## [PROMPT]
Extract the lines that carry the string "title" from the listing.

--- START GIVEN ENTRIES ---

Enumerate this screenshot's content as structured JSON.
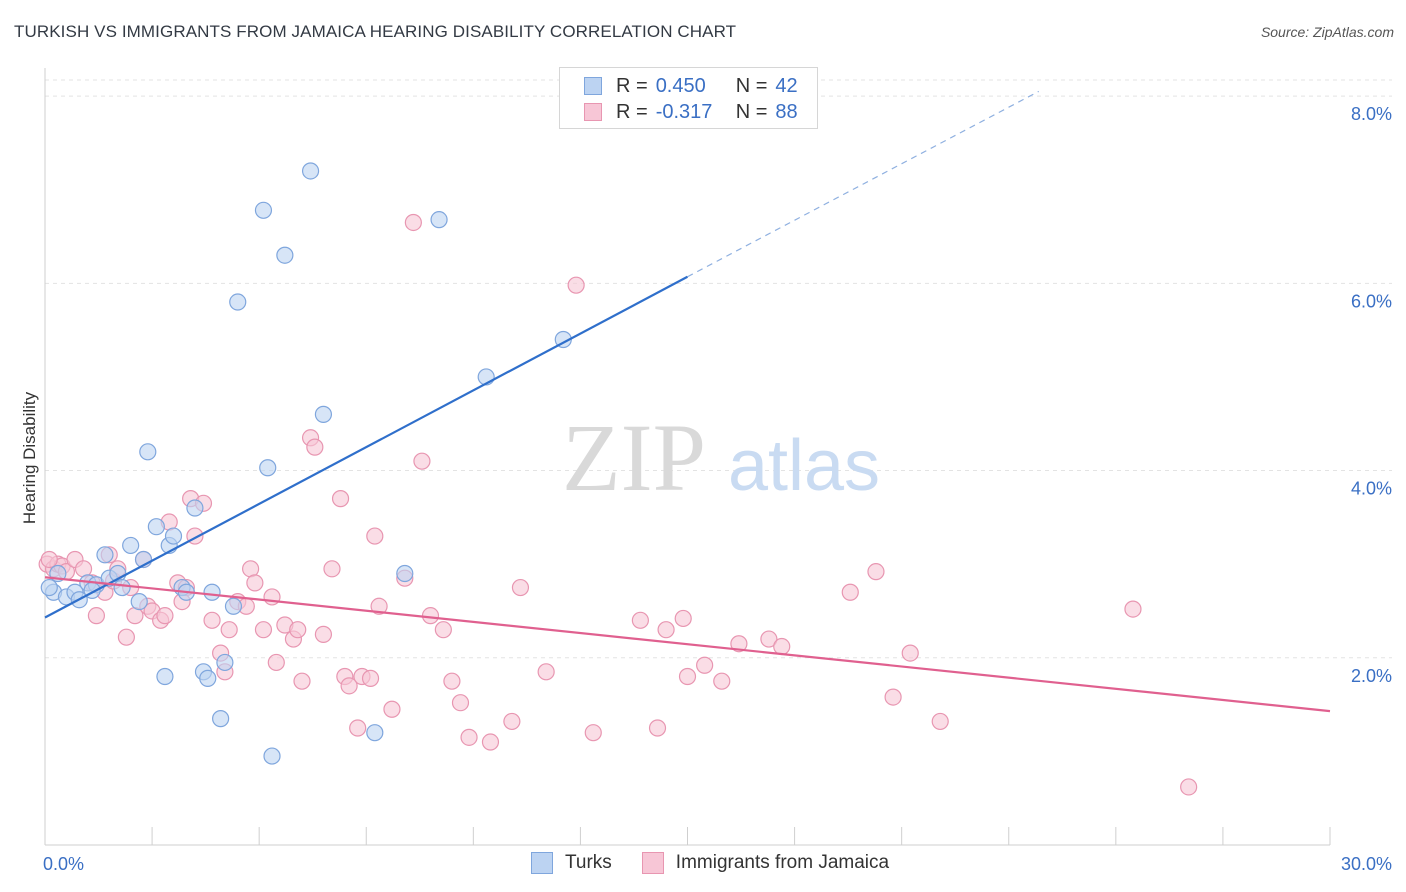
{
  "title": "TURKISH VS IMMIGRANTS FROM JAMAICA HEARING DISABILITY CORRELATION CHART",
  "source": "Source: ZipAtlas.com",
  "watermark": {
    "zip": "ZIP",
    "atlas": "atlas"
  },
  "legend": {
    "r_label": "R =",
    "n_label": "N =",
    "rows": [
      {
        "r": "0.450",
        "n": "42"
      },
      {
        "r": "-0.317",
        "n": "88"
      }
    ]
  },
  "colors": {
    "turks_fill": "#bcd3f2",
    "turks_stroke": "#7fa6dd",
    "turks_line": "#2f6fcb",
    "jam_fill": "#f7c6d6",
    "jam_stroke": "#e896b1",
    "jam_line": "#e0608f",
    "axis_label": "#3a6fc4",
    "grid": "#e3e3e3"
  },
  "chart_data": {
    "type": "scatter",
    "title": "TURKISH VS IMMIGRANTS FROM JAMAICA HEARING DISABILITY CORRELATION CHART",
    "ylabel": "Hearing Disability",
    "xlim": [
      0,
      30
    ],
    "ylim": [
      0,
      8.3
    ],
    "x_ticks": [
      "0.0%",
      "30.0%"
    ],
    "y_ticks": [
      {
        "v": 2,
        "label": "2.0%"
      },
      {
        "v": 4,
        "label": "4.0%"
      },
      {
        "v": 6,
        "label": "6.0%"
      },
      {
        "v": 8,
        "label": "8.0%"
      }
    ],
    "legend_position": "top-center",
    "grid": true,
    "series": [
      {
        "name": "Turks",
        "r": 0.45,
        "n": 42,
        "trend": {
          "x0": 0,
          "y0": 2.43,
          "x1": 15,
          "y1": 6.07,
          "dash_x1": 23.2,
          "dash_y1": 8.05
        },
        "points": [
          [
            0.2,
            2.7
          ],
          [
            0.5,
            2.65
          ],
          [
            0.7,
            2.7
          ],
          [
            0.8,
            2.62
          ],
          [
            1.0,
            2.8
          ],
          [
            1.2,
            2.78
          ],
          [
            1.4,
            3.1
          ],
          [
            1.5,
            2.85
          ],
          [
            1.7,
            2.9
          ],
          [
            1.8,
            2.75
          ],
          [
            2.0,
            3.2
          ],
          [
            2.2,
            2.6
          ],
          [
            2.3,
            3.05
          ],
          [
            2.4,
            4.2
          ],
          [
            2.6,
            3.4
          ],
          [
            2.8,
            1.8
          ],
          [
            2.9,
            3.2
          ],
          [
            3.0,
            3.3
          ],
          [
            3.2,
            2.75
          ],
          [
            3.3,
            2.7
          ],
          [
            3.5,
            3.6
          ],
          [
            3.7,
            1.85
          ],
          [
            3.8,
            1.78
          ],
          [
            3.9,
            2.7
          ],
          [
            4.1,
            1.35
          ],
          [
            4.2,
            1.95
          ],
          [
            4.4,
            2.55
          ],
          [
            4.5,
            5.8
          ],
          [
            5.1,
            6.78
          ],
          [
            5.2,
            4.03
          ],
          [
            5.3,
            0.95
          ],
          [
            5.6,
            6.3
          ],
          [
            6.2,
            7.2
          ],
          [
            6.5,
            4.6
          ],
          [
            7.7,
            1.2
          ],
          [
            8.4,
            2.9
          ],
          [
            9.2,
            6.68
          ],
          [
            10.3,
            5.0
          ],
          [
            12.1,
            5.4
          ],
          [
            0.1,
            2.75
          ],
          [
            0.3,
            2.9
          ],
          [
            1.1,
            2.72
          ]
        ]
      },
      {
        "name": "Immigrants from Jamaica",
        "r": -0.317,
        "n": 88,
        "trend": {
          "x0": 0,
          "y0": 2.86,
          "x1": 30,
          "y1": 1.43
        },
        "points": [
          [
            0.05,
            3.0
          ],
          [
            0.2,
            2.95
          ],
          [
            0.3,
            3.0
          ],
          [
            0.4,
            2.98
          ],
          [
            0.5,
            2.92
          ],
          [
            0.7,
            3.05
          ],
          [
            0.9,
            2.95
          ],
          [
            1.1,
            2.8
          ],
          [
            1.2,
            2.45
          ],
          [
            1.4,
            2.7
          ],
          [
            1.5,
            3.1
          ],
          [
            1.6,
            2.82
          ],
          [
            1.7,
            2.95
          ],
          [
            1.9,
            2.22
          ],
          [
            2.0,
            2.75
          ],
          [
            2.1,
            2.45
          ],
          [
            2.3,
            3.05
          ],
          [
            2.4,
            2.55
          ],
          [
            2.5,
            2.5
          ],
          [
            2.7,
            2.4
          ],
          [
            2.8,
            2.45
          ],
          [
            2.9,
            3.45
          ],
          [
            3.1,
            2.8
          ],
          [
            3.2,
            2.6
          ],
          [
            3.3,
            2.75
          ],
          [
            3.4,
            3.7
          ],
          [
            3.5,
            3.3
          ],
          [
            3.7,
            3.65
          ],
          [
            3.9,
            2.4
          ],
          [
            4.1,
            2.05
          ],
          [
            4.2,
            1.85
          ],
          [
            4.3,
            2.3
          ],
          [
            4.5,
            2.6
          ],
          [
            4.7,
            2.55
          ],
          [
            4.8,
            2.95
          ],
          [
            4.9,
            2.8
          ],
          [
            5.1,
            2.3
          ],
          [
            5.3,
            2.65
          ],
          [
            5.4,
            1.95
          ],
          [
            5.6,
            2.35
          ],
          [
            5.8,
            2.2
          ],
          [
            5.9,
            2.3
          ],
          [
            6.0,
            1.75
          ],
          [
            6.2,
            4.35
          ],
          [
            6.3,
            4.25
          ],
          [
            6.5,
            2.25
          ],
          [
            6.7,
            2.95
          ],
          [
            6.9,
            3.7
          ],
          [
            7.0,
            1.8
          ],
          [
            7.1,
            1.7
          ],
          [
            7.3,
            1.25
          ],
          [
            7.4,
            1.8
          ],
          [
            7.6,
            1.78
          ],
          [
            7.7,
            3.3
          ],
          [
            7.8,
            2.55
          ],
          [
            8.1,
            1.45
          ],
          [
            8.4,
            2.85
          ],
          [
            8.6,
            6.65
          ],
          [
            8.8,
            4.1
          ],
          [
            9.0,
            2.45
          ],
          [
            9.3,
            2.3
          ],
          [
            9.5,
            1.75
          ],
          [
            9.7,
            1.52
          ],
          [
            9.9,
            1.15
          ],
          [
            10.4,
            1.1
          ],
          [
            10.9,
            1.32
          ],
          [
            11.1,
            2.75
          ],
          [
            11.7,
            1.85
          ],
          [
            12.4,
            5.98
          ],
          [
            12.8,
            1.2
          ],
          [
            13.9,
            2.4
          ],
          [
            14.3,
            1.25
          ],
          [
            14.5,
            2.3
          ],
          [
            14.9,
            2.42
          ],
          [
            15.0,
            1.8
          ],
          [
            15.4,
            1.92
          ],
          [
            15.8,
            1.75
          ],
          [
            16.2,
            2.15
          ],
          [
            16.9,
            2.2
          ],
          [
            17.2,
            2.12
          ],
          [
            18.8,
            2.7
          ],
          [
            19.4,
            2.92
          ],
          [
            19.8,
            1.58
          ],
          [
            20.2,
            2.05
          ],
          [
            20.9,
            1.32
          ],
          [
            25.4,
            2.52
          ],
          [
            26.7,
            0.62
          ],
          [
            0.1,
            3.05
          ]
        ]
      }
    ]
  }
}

--- END GIVEN ENTRIES ---
--- START GIVEN ENTRIES ---

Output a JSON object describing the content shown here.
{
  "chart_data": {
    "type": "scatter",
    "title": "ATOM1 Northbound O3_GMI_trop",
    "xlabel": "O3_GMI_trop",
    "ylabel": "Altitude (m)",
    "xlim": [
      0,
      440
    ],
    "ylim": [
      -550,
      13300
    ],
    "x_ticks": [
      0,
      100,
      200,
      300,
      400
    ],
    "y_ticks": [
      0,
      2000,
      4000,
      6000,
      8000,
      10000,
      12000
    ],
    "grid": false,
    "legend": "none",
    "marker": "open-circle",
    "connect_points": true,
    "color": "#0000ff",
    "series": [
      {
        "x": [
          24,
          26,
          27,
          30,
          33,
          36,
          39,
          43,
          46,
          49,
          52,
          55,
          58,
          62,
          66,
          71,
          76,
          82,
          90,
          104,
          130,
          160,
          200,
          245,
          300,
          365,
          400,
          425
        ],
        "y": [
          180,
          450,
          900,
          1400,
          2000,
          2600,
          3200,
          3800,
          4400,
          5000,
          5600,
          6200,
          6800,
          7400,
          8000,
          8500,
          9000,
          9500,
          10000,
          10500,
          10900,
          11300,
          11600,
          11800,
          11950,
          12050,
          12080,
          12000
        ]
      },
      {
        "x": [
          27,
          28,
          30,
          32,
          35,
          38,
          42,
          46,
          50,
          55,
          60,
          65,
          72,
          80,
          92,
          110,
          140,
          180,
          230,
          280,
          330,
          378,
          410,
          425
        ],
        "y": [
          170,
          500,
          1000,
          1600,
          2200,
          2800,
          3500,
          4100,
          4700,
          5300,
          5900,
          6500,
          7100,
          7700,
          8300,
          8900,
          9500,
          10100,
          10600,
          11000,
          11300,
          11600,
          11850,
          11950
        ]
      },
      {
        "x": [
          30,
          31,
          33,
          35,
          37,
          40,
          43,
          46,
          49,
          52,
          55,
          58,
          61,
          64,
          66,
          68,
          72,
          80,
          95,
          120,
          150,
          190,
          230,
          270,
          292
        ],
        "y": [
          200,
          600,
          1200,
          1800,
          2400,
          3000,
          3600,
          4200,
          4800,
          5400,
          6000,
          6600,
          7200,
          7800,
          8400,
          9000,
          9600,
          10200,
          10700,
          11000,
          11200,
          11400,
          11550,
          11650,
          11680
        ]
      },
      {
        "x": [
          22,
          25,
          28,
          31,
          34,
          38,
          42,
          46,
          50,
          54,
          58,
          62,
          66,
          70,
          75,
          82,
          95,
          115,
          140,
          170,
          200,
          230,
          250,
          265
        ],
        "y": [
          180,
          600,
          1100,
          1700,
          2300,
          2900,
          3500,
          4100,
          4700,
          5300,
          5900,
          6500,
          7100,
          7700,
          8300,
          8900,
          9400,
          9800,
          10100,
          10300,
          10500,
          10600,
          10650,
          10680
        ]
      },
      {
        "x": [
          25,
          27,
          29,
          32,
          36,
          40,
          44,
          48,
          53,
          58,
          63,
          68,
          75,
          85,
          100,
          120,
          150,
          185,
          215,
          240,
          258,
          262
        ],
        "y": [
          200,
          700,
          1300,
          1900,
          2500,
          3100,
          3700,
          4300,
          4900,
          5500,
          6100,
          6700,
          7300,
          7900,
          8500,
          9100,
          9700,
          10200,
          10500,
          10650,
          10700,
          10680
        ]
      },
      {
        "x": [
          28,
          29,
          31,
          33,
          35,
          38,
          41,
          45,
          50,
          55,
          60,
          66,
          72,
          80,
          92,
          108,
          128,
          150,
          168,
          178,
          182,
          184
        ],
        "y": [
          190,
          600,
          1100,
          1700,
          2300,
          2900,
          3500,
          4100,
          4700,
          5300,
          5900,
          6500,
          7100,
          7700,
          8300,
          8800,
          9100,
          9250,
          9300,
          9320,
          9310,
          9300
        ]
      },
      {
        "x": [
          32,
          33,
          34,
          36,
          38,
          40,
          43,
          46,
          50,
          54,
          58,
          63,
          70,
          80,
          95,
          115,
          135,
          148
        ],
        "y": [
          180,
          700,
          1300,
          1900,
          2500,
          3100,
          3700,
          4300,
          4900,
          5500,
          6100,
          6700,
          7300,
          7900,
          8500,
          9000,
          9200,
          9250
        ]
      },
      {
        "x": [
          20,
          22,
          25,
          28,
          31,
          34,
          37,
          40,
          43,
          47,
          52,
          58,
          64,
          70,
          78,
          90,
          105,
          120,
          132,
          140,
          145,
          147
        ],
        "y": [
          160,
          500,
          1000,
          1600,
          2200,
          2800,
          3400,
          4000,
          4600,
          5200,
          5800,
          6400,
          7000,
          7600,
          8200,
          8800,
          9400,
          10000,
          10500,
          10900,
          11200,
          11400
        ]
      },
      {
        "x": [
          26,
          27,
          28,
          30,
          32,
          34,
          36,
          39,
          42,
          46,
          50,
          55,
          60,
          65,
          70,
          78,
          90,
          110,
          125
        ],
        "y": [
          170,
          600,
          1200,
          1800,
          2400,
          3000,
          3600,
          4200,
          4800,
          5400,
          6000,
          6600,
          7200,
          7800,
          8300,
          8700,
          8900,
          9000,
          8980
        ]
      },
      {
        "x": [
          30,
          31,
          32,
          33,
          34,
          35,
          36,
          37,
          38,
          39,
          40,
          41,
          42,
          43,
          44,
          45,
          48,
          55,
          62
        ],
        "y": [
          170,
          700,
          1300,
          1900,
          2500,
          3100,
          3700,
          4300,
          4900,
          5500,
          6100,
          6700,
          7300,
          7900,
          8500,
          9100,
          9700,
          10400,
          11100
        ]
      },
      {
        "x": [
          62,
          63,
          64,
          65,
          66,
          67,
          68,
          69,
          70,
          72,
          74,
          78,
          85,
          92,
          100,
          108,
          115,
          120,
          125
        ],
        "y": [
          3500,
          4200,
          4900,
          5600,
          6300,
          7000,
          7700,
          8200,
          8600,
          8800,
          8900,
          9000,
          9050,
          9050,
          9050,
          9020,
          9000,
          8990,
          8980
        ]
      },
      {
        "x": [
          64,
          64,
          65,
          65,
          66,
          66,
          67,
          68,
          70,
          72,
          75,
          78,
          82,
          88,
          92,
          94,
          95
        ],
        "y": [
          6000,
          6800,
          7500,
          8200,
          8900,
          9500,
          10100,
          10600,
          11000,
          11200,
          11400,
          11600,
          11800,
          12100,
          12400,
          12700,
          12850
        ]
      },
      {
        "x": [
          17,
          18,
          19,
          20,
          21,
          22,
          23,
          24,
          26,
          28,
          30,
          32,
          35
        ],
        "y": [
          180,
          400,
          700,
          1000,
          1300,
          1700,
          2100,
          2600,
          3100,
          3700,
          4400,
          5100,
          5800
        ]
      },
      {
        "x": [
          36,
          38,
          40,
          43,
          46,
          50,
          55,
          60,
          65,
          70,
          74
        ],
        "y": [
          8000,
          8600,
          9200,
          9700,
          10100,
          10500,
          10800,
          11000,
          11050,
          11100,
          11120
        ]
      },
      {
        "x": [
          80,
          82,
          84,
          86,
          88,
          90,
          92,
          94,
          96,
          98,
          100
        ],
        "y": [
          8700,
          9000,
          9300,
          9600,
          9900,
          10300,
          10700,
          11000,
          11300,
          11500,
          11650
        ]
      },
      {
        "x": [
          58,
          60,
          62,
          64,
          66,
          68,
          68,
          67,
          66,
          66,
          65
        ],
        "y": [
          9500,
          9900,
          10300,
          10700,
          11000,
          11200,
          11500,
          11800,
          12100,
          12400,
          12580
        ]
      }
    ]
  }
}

--- END GIVEN ENTRIES ---

## [COMPLETE OUTPUT]
  "title": "TURKISH VS IMMIGRANTS FROM JAMAICA HEARING DISABILITY CORRELATION CHART",
    "title": "TURKISH VS IMMIGRANTS FROM JAMAICA HEARING DISABILITY CORRELATION CHART",
    "title": "ATOM1 Northbound O3_GMI_trop",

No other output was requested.